**Exercise directions**
Write out each line of the material again, word for word.

Begin Data extract

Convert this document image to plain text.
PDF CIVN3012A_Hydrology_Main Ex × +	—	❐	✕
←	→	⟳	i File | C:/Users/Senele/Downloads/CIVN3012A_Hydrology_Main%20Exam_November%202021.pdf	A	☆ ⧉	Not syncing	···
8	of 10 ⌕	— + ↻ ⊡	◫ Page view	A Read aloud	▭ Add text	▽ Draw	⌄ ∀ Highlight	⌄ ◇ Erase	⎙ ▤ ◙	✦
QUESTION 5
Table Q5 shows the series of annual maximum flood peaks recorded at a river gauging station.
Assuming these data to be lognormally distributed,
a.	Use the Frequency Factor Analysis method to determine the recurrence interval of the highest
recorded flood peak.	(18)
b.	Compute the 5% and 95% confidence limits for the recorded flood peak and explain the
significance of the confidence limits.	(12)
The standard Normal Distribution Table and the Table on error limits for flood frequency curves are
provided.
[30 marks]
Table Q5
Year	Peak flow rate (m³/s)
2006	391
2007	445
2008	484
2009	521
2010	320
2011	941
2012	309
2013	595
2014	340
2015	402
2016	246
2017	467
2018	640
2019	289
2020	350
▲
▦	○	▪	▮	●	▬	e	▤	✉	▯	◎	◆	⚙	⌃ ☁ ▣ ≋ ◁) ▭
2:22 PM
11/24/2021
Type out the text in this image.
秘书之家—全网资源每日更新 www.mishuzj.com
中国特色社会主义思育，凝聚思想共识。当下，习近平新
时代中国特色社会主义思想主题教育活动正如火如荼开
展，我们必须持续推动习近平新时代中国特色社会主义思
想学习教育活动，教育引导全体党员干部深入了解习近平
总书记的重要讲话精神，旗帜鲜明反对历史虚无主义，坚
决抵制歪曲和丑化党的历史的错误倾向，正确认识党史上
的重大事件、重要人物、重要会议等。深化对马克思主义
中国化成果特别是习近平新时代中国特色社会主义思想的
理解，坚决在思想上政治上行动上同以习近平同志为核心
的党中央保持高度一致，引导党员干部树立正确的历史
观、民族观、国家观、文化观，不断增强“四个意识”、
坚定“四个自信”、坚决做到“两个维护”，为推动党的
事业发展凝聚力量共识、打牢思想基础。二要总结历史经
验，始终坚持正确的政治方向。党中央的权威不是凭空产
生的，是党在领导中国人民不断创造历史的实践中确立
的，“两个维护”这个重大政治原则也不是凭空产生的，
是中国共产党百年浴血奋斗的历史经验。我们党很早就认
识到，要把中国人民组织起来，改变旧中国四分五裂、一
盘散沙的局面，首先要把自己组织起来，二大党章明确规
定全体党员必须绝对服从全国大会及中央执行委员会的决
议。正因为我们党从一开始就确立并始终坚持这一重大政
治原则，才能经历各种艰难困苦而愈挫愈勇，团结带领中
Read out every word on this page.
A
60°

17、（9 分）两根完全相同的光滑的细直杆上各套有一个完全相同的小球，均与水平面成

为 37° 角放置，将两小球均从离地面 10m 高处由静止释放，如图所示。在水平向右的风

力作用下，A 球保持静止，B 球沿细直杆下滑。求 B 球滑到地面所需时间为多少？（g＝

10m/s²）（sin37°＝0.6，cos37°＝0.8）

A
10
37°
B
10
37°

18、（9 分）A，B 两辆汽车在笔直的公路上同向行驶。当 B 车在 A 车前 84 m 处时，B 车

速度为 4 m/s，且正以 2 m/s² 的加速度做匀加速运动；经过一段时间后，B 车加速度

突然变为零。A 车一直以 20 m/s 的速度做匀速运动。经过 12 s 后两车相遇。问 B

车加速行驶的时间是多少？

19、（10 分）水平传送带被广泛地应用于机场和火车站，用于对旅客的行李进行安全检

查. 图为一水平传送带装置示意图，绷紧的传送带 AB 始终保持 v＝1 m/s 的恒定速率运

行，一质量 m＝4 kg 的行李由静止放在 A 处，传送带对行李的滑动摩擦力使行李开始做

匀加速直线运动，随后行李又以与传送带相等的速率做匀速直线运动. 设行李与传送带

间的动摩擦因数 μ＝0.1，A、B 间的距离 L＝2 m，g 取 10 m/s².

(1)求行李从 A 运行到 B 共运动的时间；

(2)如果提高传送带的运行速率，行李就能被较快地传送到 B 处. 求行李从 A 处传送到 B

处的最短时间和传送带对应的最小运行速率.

End Data extract

**Response for this exercise**
Convert this document image to plain text.
PDF CIVN3012A_Hydrology_Main Ex × +	—	❐	✕
←	→	⟳	i File | C:/Users/Senele/Downloads/CIVN3012A_Hydrology_Main%20Exam_November%202021.pdf	A	☆ ⧉	Not syncing	···
8	of 10 ⌕	— + ↻ ⊡	◫ Page view	A Read aloud	▭ Add text	▽ Draw	⌄ ∀ Highlight	⌄ ◇ Erase	⎙ ▤ ◙	✦
QUESTION 5
Table Q5 shows the series of annual maximum flood peaks recorded at a river gauging station.
Assuming these data to be lognormally distributed,
a.	Use the Frequency Factor Analysis method to determine the recurrence interval of the highest
recorded flood peak.	(18)
b.	Compute the 5% and 95% confidence limits for the recorded flood peak and explain the
significance of the confidence limits.	(12)
The standard Normal Distribution Table and the Table on error limits for flood frequency curves are
provided.
[30 marks]
Table Q5
Year	Peak flow rate (m³/s)
2006	391
2007	445
2008	484
2009	521
2010	320
2011	941
2012	309
2013	595
2014	340
2015	402
2016	246
2017	467
2018	640
2019	289
2020	350
▲
▦	○	▪	▮	●	▬	e	▤	✉	▯	◎	◆	⚙	⌃ ☁ ▣ ≋ ◁) ▭
2:22 PM
11/24/2021
Type out the text in this image.
秘书之家—全网资源每日更新 www.mishuzj.com
中国特色社会主义思育，凝聚思想共识。当下，习近平新
时代中国特色社会主义思想主题教育活动正如火如荼开
展，我们必须持续推动习近平新时代中国特色社会主义思
想学习教育活动，教育引导全体党员干部深入了解习近平
总书记的重要讲话精神，旗帜鲜明反对历史虚无主义，坚
决抵制歪曲和丑化党的历史的错误倾向，正确认识党史上
的重大事件、重要人物、重要会议等。深化对马克思主义
中国化成果特别是习近平新时代中国特色社会主义思想的
理解，坚决在思想上政治上行动上同以习近平同志为核心
的党中央保持高度一致，引导党员干部树立正确的历史
观、民族观、国家观、文化观，不断增强“四个意识”、
坚定“四个自信”、坚决做到“两个维护”，为推动党的
事业发展凝聚力量共识、打牢思想基础。二要总结历史经
验，始终坚持正确的政治方向。党中央的权威不是凭空产
生的，是党在领导中国人民不断创造历史的实践中确立
的，“两个维护”这个重大政治原则也不是凭空产生的，
是中国共产党百年浴血奋斗的历史经验。我们党很早就认
识到，要把中国人民组织起来，改变旧中国四分五裂、一
盘散沙的局面，首先要把自己组织起来，二大党章明确规
定全体党员必须绝对服从全国大会及中央执行委员会的决
议。正因为我们党从一开始就确立并始终坚持这一重大政
治原则，才能经历各种艰难困苦而愈挫愈勇，团结带领中
Read out every word on this page.
A
60°

17、（9 分）两根完全相同的光滑的细直杆上各套有一个完全相同的小球，均与水平面成

为 37° 角放置，将两小球均从离地面 10m 高处由静止释放，如图所示。在水平向右的风

力作用下，A 球保持静止，B 球沿细直杆下滑。求 B 球滑到地面所需时间为多少？（g＝

10m/s²）（sin37°＝0.6，cos37°＝0.8）

A
10
37°
B
10
37°

18、（9 分）A，B 两辆汽车在笔直的公路上同向行驶。当 B 车在 A 车前 84 m 处时，B 车

速度为 4 m/s，且正以 2 m/s² 的加速度做匀加速运动；经过一段时间后，B 车加速度

突然变为零。A 车一直以 20 m/s 的速度做匀速运动。经过 12 s 后两车相遇。问 B

车加速行驶的时间是多少？

19、（10 分）水平传送带被广泛地应用于机场和火车站，用于对旅客的行李进行安全检

查. 图为一水平传送带装置示意图，绷紧的传送带 AB 始终保持 v＝1 m/s 的恒定速率运

行，一质量 m＝4 kg 的行李由静止放在 A 处，传送带对行李的滑动摩擦力使行李开始做

匀加速直线运动，随后行李又以与传送带相等的速率做匀速直线运动. 设行李与传送带

间的动摩擦因数 μ＝0.1，A、B 间的距离 L＝2 m，g 取 10 m/s².

(1)求行李从 A 运行到 B 共运动的时间；

(2)如果提高传送带的运行速率，行李就能被较快地传送到 B 处. 求行李从 A 处传送到 B

处的最短时间和传送带对应的最小运行速率.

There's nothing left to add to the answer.